- WRITTEN PROBLEM -
Retype each line exactly. Skip images.
____ DATASET EXTRACT
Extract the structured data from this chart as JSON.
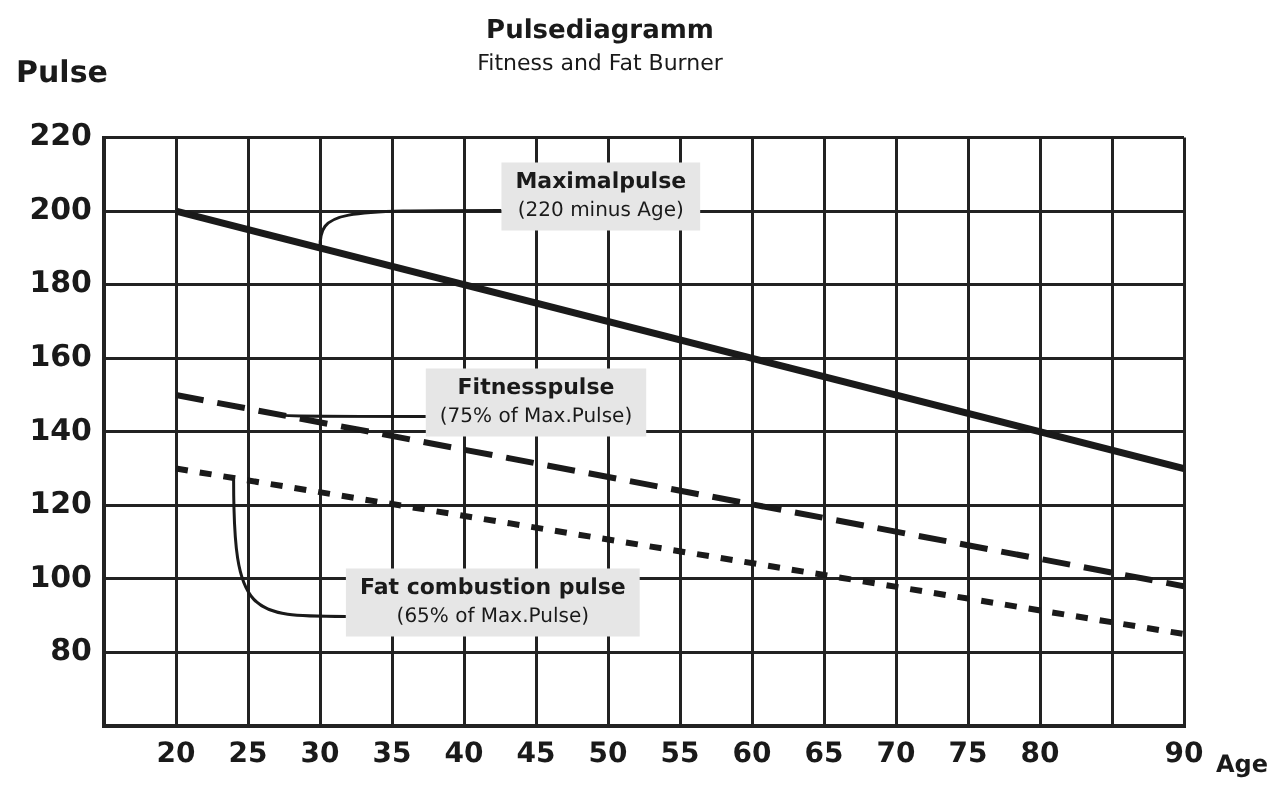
{
  "chart_data": {
    "type": "line",
    "title": "Pulsediagramm",
    "subtitle": "Fitness and Fat Burner",
    "xlabel": "Age",
    "ylabel": "Pulse",
    "x": [
      20,
      90
    ],
    "series": [
      {
        "name": "Maximalpulse",
        "color": "#1a1a1a",
        "line_style": "solid",
        "values": [
          200,
          130
        ]
      },
      {
        "name": "Fitnesspulse",
        "color": "#1a1a1a",
        "line_style": "dashed",
        "values": [
          150,
          98
        ]
      },
      {
        "name": "Fat combustion pulse",
        "color": "#1a1a1a",
        "line_style": "dotted",
        "values": [
          130,
          85
        ]
      }
    ],
    "annotations": [
      {
        "text": "(220 minus Age)",
        "x": 30,
        "y": 190
      },
      {
        "text": "(75% of Max.Pulse)",
        "x": 27,
        "y": 145
      },
      "(65% of Max.Pulse)"
    ],
    "xlim": [
      15,
      90
    ],
    "xticks": [
      20,
      25,
      30,
      35,
      40,
      45,
      50,
      55,
      60,
      65,
      70,
      75,
      80,
      {
        "value": 85,
        "label": null
      },
      90
    ],
    "ylim": [
      60,
      220
    ],
    "yticks": [
      {
        "value": 60,
        "label": null
      },
      80,
      100,
      120,
      140,
      160,
      180,
      200,
      220
    ],
    "grid": true,
    "legend": false,
    "marker": "none"
  }
}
________
- RESPONSE -
Extract the structured data from this chart as JSON.
{
  "chart_data": {
    "type": "line",
    "title": "Pulsediagramm",
    "subtitle": "Fitness and Fat Burner",
    "xlabel": "Age",
    "ylabel": "Pulse",
    "x": [
      20,
      90
    ],
    "series": [
      {
        "name": "Maximalpulse",
        "color": "#1a1a1a",
        "line_style": "solid",
        "values": [
          200,
          130
        ]
      },
      {
        "name": "Fitnesspulse",
        "color": "#1a1a1a",
        "line_style": "dashed",
        "values": [
          150,
          98
        ]
      },
      {
        "name": "Fat combustion pulse",
        "color": "#1a1a1a",
        "line_style": "dotted",
        "values": [
          130,
          85
        ]
      }
    ],
    "annotations": [
      {
        "text": "(220 minus Age)",
        "x": 30,
        "y": 190
      },
      {
        "text": "(75% of Max.Pulse)",
        "x": 27,
        "y": 145
      },
      "(65% of Max.Pulse)"
    ],
    "xlim": [
      15,
      90
    ],
    "xticks": [
      20,
      25,
      30,
      35,
      40,
      45,
      50,
      55,
      60,
      65,
      70,
      75,
      80,
      {
        "value": 85,
        "label": null
      },
      90
    ],
    "ylim": [
      60,
      220
    ],
    "yticks": [
      {
        "value": 60,
        "label": null
      },
      80,
      100,
      120,
      140,
      160,
      180,
      200,
      220
    ],
    "grid": true,
    "legend": false,
    "marker": "none"
  }
}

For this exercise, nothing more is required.